- **Challenge**: Every line that contains "aldrig" counts once; give the total number of such lines, with no other words.

○ ○ ○ ○ ○ ○ ○

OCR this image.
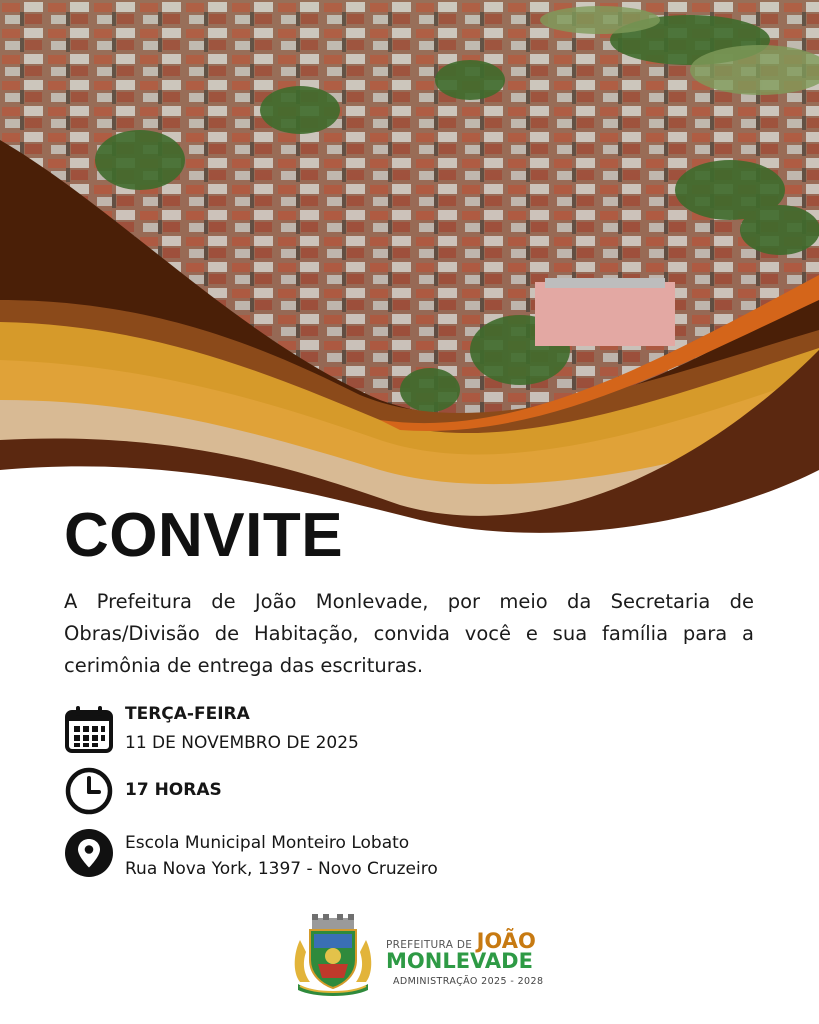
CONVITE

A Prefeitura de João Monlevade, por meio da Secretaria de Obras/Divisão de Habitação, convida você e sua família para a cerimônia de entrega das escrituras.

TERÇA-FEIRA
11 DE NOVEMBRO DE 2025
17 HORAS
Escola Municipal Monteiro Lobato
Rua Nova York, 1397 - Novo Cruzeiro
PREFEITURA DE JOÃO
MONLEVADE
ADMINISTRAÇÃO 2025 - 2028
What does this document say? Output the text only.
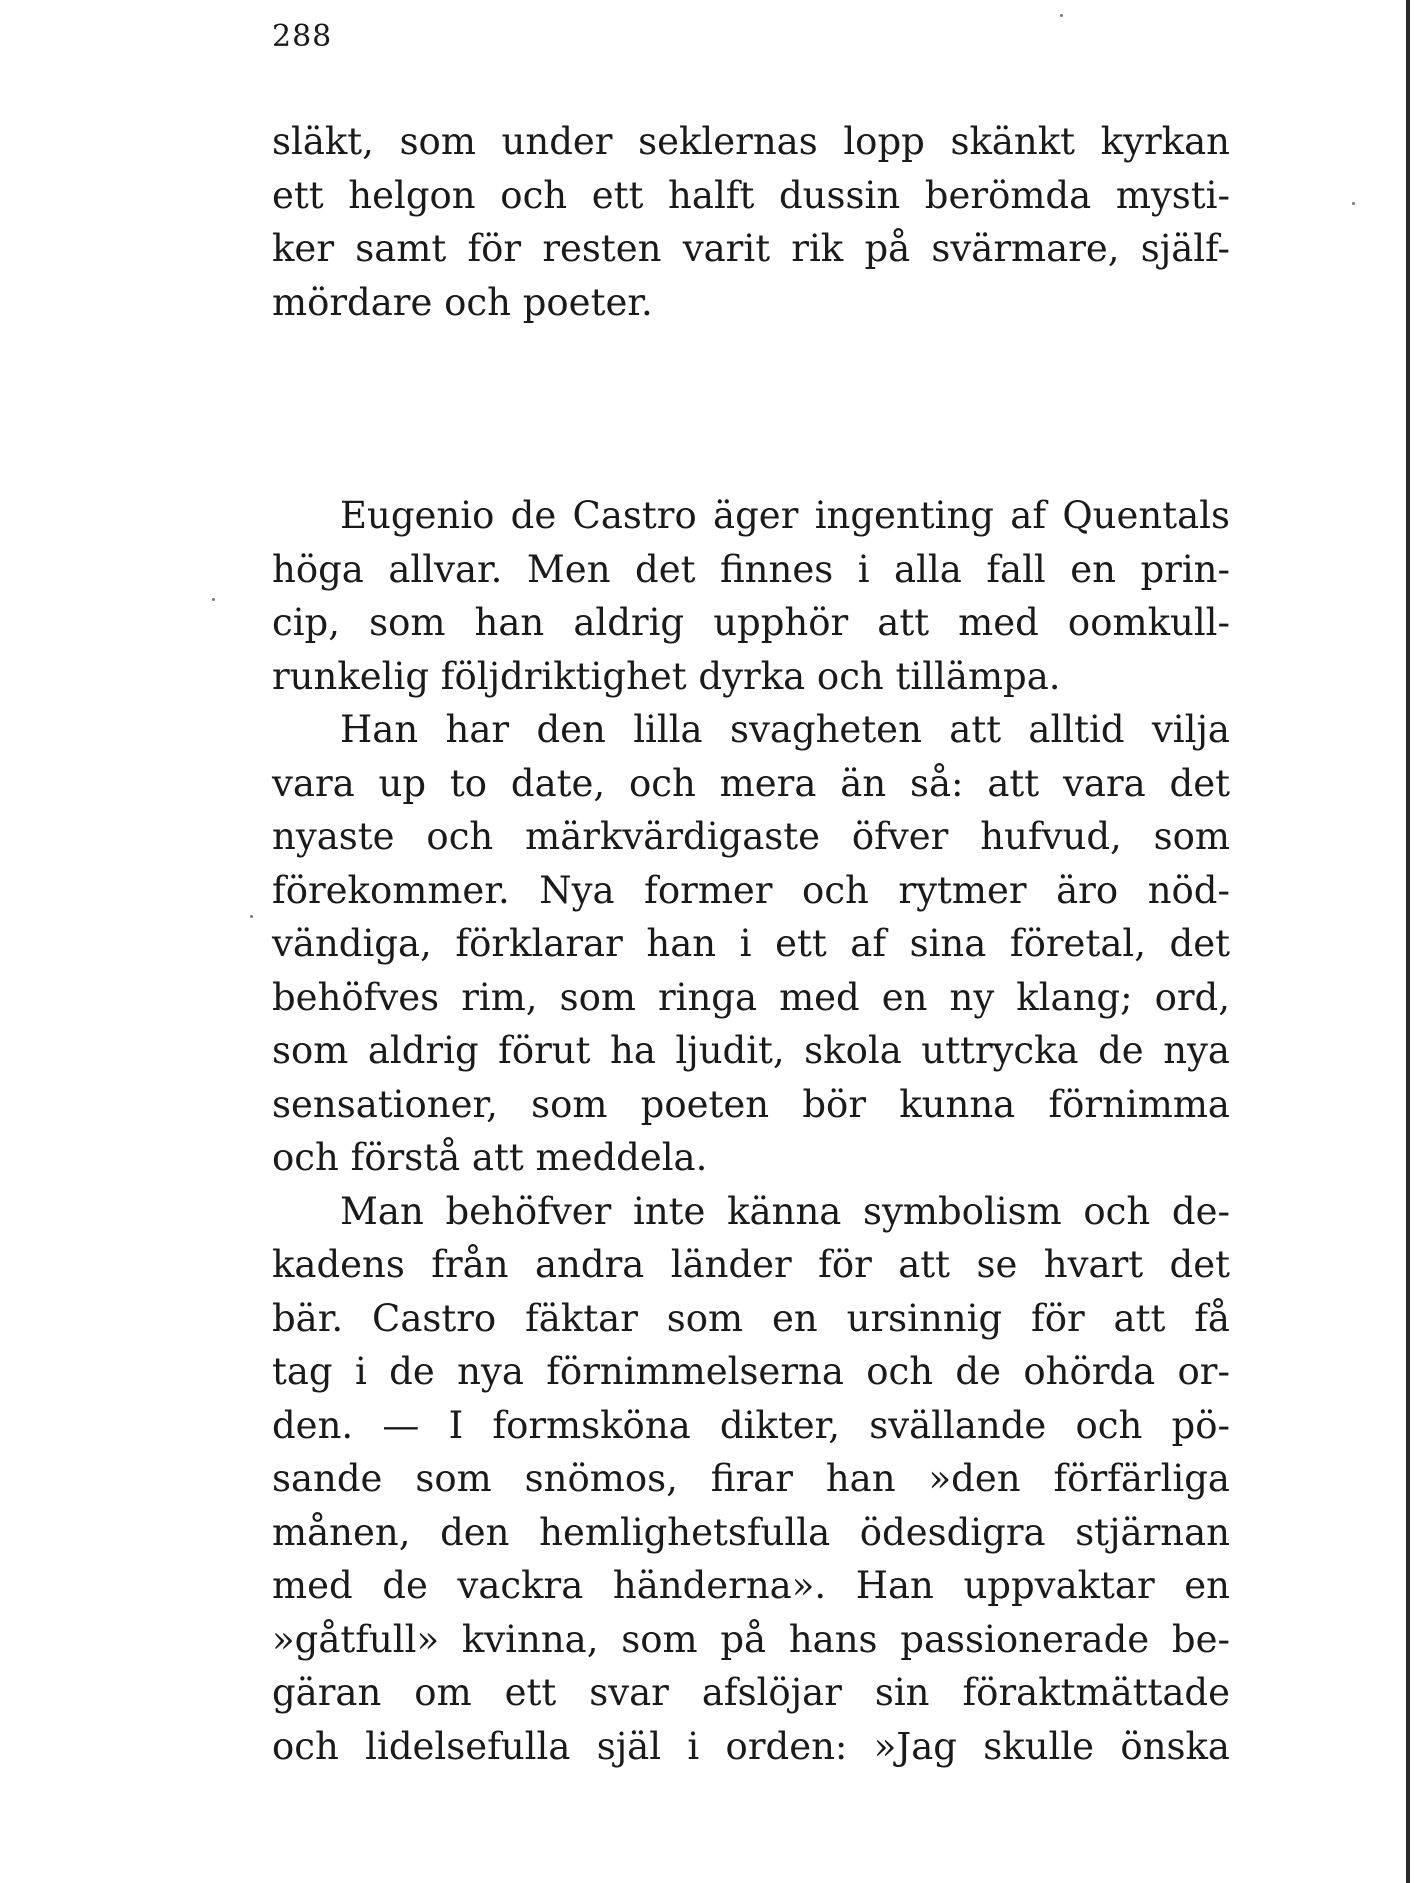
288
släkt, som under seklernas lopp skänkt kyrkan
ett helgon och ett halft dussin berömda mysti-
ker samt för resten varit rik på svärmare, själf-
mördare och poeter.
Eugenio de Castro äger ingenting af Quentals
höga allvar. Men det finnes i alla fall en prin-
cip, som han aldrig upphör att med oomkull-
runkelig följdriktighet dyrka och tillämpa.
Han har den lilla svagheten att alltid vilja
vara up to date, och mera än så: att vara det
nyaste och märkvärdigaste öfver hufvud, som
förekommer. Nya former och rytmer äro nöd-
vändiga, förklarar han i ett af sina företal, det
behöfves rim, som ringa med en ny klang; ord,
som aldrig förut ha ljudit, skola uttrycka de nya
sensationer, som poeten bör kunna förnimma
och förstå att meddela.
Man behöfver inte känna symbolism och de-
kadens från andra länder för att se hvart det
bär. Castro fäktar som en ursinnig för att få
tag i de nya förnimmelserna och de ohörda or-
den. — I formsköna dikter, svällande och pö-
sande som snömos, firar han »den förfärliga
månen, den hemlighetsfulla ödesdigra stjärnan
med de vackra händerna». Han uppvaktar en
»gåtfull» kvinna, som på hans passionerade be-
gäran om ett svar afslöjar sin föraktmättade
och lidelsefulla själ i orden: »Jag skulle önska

○ ○ ○ ○ ○ ○ ○

- **Solution to this task**: 2